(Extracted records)
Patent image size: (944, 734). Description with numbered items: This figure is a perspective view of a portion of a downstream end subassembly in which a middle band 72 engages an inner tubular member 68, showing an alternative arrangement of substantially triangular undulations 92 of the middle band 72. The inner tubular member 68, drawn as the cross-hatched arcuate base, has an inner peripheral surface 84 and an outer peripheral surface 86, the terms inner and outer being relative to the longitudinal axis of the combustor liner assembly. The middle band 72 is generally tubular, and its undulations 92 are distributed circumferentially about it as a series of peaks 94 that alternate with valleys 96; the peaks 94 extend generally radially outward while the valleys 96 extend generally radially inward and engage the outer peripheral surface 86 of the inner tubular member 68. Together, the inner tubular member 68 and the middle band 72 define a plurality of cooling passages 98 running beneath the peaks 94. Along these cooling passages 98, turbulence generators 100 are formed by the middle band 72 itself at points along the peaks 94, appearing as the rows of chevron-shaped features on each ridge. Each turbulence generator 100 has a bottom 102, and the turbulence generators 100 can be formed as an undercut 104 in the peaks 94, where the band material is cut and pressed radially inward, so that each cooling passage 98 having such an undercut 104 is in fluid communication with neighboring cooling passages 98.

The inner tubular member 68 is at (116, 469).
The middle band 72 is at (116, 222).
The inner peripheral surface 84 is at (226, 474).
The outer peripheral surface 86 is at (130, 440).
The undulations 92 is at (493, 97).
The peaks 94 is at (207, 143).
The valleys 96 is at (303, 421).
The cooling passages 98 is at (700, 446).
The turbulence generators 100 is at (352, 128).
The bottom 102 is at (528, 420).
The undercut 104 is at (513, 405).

# Stated exercise:
Convert every line of the data above into a JSON list of strings, with one string per line and no blank lines.

# Full response:
[
  "Patent image size: (944, 734). Description with numbered items: This figure is a perspective view of a portion of a downstream end subassembly in which a middle band 72 engages an inner tubular member 68, showing an alternative arrangement of substantially triangular undulations 92 of the middle band 72. The inner tubular member 68, drawn as the cross-hatched arcuate base, has an inner peripheral surface 84 and an outer peripheral surface 86, the terms inner and outer being relative to the longitudinal axis of the combustor liner assembly. The middle band 72 is generally tubular, and its undulations 92 are distributed circumferentially about it as a series of peaks 94 that alternate with valleys 96; the peaks 94 extend generally radially outward while the valleys 96 extend generally radially inward and engage the outer peripheral surface 86 of the inner tubular member 68. Together, the inner tubular member 68 and the middle band 72 define a plurality of cooling passages 98 running beneath the peaks 94. Along these cooling passages 98, turbulence generators 100 are formed by the middle band 72 itself at points along the peaks 94, appearing as the rows of chevron-shaped features on each ridge. Each turbulence generator 100 has a bottom 102, and the turbulence generators 100 can be formed as an undercut 104 in the peaks 94, where the band material is cut and pressed radially inward, so that each cooling passage 98 having such an undercut 104 is in fluid communication with neighboring cooling passages 98.",
  "The inner tubular member 68 is at (116, 469).",
  "The middle band 72 is at (116, 222).",
  "The inner peripheral surface 84 is at (226, 474).",
  "The outer peripheral surface 86 is at (130, 440).",
  "The undulations 92 is at (493, 97).",
  "The peaks 94 is at (207, 143).",
  "The valleys 96 is at (303, 421).",
  "The cooling passages 98 is at (700, 446).",
  "The turbulence generators 100 is at (352, 128).",
  "The bottom 102 is at (528, 420).",
  "The undercut 104 is at (513, 405)."
]